**TASK REQUIREMENTS:** Write out each entry, exactly the way it appears.

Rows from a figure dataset

________

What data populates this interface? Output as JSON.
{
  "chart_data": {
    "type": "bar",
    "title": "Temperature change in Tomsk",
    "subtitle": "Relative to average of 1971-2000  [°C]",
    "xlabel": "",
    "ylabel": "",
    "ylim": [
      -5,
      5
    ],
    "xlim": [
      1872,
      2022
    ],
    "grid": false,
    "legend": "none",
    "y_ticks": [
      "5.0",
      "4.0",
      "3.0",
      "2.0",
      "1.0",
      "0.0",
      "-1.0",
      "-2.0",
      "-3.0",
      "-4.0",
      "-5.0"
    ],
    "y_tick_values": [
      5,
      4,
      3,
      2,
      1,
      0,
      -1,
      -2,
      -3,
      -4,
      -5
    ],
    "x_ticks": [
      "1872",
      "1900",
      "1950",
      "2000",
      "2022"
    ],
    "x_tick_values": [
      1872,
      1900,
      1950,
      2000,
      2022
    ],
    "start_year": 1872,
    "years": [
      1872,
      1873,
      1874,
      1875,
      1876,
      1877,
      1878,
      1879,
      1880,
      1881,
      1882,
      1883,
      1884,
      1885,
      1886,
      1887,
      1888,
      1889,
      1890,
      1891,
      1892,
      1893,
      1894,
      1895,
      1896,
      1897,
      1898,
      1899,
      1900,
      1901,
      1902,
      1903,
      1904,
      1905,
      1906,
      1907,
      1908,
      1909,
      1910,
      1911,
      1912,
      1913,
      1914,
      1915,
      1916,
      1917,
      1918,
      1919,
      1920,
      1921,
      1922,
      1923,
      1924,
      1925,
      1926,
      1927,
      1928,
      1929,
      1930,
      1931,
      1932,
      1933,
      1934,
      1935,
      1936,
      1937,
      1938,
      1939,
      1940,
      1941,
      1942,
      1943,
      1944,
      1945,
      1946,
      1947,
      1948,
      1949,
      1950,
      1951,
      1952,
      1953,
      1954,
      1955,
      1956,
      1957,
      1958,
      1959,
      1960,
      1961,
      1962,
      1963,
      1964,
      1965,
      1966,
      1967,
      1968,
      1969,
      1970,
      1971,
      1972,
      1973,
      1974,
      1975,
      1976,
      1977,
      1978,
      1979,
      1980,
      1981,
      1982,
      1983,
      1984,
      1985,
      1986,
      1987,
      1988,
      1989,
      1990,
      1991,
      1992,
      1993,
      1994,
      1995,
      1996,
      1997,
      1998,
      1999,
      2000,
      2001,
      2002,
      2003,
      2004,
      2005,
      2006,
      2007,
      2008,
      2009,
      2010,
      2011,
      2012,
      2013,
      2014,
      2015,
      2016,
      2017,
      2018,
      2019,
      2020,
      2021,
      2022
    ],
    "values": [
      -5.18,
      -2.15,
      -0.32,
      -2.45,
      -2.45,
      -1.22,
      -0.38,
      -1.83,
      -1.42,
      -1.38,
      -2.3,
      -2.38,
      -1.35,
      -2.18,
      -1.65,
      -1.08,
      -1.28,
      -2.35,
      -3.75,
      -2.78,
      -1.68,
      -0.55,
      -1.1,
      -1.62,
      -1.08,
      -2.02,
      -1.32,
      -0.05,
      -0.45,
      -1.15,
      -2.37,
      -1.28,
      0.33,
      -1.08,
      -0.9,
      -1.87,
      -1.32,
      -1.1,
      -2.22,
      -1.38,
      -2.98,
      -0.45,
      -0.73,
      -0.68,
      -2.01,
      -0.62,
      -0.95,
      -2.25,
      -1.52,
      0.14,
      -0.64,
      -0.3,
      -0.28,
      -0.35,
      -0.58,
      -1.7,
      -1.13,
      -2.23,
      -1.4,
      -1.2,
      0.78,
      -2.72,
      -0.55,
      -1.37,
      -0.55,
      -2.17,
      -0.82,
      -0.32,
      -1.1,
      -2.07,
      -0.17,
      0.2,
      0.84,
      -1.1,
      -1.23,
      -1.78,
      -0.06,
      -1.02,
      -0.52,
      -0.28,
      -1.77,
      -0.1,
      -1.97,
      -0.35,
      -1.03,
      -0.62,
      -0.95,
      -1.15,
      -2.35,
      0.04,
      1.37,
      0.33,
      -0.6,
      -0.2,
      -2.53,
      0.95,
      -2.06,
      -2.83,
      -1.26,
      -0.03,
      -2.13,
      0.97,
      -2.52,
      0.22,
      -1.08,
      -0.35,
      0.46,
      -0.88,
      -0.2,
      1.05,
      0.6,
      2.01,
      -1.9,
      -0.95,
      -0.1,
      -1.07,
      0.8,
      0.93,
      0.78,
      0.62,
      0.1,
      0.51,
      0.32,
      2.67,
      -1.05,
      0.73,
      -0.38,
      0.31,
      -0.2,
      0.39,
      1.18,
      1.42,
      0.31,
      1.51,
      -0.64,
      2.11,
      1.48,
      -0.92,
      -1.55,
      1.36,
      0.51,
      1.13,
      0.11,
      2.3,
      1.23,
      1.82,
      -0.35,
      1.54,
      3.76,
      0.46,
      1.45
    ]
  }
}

________

**WORKED ANSWER:**
What data populates this interface? Output as JSON.
{
  "chart_data": {
    "type": "bar",
    "title": "Temperature change in Tomsk",
    "subtitle": "Relative to average of 1971-2000  [°C]",
    "xlabel": "",
    "ylabel": "",
    "ylim": [
      -5,
      5
    ],
    "xlim": [
      1872,
      2022
    ],
    "grid": false,
    "legend": "none",
    "y_ticks": [
      "5.0",
      "4.0",
      "3.0",
      "2.0",
      "1.0",
      "0.0",
      "-1.0",
      "-2.0",
      "-3.0",
      "-4.0",
      "-5.0"
    ],
    "y_tick_values": [
      5,
      4,
      3,
      2,
      1,
      0,
      -1,
      -2,
      -3,
      -4,
      -5
    ],
    "x_ticks": [
      "1872",
      "1900",
      "1950",
      "2000",
      "2022"
    ],
    "x_tick_values": [
      1872,
      1900,
      1950,
      2000,
      2022
    ],
    "start_year": 1872,
    "years": [
      1872,
      1873,
      1874,
      1875,
      1876,
      1877,
      1878,
      1879,
      1880,
      1881,
      1882,
      1883,
      1884,
      1885,
      1886,
      1887,
      1888,
      1889,
      1890,
      1891,
      1892,
      1893,
      1894,
      1895,
      1896,
      1897,
      1898,
      1899,
      1900,
      1901,
      1902,
      1903,
      1904,
      1905,
      1906,
      1907,
      1908,
      1909,
      1910,
      1911,
      1912,
      1913,
      1914,
      1915,
      1916,
      1917,
      1918,
      1919,
      1920,
      1921,
      1922,
      1923,
      1924,
      1925,
      1926,
      1927,
      1928,
      1929,
      1930,
      1931,
      1932,
      1933,
      1934,
      1935,
      1936,
      1937,
      1938,
      1939,
      1940,
      1941,
      1942,
      1943,
      1944,
      1945,
      1946,
      1947,
      1948,
      1949,
      1950,
      1951,
      1952,
      1953,
      1954,
      1955,
      1956,
      1957,
      1958,
      1959,
      1960,
      1961,
      1962,
      1963,
      1964,
      1965,
      1966,
      1967,
      1968,
      1969,
      1970,
      1971,
      1972,
      1973,
      1974,
      1975,
      1976,
      1977,
      1978,
      1979,
      1980,
      1981,
      1982,
      1983,
      1984,
      1985,
      1986,
      1987,
      1988,
      1989,
      1990,
      1991,
      1992,
      1993,
      1994,
      1995,
      1996,
      1997,
      1998,
      1999,
      2000,
      2001,
      2002,
      2003,
      2004,
      2005,
      2006,
      2007,
      2008,
      2009,
      2010,
      2011,
      2012,
      2013,
      2014,
      2015,
      2016,
      2017,
      2018,
      2019,
      2020,
      2021,
      2022
    ],
    "values": [
      -5.18,
      -2.15,
      -0.32,
      -2.45,
      -2.45,
      -1.22,
      -0.38,
      -1.83,
      -1.42,
      -1.38,
      -2.3,
      -2.38,
      -1.35,
      -2.18,
      -1.65,
      -1.08,
      -1.28,
      -2.35,
      -3.75,
      -2.78,
      -1.68,
      -0.55,
      -1.1,
      -1.62,
      -1.08,
      -2.02,
      -1.32,
      -0.05,
      -0.45,
      -1.15,
      -2.37,
      -1.28,
      0.33,
      -1.08,
      -0.9,
      -1.87,
      -1.32,
      -1.1,
      -2.22,
      -1.38,
      -2.98,
      -0.45,
      -0.73,
      -0.68,
      -2.01,
      -0.62,
      -0.95,
      -2.25,
      -1.52,
      0.14,
      -0.64,
      -0.3,
      -0.28,
      -0.35,
      -0.58,
      -1.7,
      -1.13,
      -2.23,
      -1.4,
      -1.2,
      0.78,
      -2.72,
      -0.55,
      -1.37,
      -0.55,
      -2.17,
      -0.82,
      -0.32,
      -1.1,
      -2.07,
      -0.17,
      0.2,
      0.84,
      -1.1,
      -1.23,
      -1.78,
      -0.06,
      -1.02,
      -0.52,
      -0.28,
      -1.77,
      -0.1,
      -1.97,
      -0.35,
      -1.03,
      -0.62,
      -0.95,
      -1.15,
      -2.35,
      0.04,
      1.37,
      0.33,
      -0.6,
      -0.2,
      -2.53,
      0.95,
      -2.06,
      -2.83,
      -1.26,
      -0.03,
      -2.13,
      0.97,
      -2.52,
      0.22,
      -1.08,
      -0.35,
      0.46,
      -0.88,
      -0.2,
      1.05,
      0.6,
      2.01,
      -1.9,
      -0.95,
      -0.1,
      -1.07,
      0.8,
      0.93,
      0.78,
      0.62,
      0.1,
      0.51,
      0.32,
      2.67,
      -1.05,
      0.73,
      -0.38,
      0.31,
      -0.2,
      0.39,
      1.18,
      1.42,
      0.31,
      1.51,
      -0.64,
      2.11,
      1.48,
      -0.92,
      -1.55,
      1.36,
      0.51,
      1.13,
      0.11,
      2.3,
      1.23,
      1.82,
      -0.35,
      1.54,
      3.76,
      0.46,
      1.45
    ]
  }
}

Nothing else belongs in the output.